• [To be done]: All of the entries need to be written out again, exactly as they are.

(begin)

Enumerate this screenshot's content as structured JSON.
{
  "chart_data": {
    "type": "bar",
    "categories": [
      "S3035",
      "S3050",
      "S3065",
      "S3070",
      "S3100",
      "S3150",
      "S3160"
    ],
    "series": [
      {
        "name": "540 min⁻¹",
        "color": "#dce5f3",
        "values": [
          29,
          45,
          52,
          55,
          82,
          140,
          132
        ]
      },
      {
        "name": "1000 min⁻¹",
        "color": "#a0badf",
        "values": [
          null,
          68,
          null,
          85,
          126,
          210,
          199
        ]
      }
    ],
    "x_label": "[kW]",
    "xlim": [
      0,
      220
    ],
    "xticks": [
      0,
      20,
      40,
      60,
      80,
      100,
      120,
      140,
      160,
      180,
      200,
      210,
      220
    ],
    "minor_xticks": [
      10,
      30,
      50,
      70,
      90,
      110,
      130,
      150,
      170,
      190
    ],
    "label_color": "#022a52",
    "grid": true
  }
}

(end)

• [Output for this exercise]:
Enumerate this screenshot's content as structured JSON.
{
  "chart_data": {
    "type": "bar",
    "categories": [
      "S3035",
      "S3050",
      "S3065",
      "S3070",
      "S3100",
      "S3150",
      "S3160"
    ],
    "series": [
      {
        "name": "540 min⁻¹",
        "color": "#dce5f3",
        "values": [
          29,
          45,
          52,
          55,
          82,
          140,
          132
        ]
      },
      {
        "name": "1000 min⁻¹",
        "color": "#a0badf",
        "values": [
          null,
          68,
          null,
          85,
          126,
          210,
          199
        ]
      }
    ],
    "x_label": "[kW]",
    "xlim": [
      0,
      220
    ],
    "xticks": [
      0,
      20,
      40,
      60,
      80,
      100,
      120,
      140,
      160,
      180,
      200,
      210,
      220
    ],
    "minor_xticks": [
      10,
      30,
      50,
      70,
      90,
      110,
      130,
      150,
      170,
      190
    ],
    "label_color": "#022a52",
    "grid": true
  }
}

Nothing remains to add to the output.